(Data to use)
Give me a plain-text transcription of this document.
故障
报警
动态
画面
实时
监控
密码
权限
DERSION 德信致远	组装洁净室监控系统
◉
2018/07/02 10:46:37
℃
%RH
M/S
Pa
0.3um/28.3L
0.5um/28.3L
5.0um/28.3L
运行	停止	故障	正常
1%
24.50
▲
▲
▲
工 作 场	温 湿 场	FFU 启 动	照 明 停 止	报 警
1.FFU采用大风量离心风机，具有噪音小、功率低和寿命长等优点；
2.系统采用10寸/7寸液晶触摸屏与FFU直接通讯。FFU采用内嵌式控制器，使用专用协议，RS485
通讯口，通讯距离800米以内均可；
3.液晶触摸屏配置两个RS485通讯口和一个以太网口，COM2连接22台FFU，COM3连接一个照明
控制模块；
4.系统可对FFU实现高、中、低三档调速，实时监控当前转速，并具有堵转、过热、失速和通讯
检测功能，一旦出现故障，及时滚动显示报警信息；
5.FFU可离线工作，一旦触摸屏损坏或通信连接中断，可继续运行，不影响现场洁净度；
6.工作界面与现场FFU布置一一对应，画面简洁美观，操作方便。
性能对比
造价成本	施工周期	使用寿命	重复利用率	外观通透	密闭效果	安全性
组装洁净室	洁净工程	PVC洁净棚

(Problem) Using the listing above, please repeat every entry exactly.

(Exercise result)
Give me a plain-text transcription of this document.
故障
报警
动态
画面
实时
监控
密码
权限
DERSION 德信致远	组装洁净室监控系统
◉
2018/07/02 10:46:37
℃
%RH
M/S
Pa
0.3um/28.3L
0.5um/28.3L
5.0um/28.3L
运行	停止	故障	正常
1%
24.50
▲
▲
▲
工 作 场	温 湿 场	FFU 启 动	照 明 停 止	报 警
1.FFU采用大风量离心风机，具有噪音小、功率低和寿命长等优点；
2.系统采用10寸/7寸液晶触摸屏与FFU直接通讯。FFU采用内嵌式控制器，使用专用协议，RS485
通讯口，通讯距离800米以内均可；
3.液晶触摸屏配置两个RS485通讯口和一个以太网口，COM2连接22台FFU，COM3连接一个照明
控制模块；
4.系统可对FFU实现高、中、低三档调速，实时监控当前转速，并具有堵转、过热、失速和通讯
检测功能，一旦出现故障，及时滚动显示报警信息；
5.FFU可离线工作，一旦触摸屏损坏或通信连接中断，可继续运行，不影响现场洁净度；
6.工作界面与现场FFU布置一一对应，画面简洁美观，操作方便。
性能对比
造价成本	施工周期	使用寿命	重复利用率	外观通透	密闭效果	安全性
组装洁净室	洁净工程	PVC洁净棚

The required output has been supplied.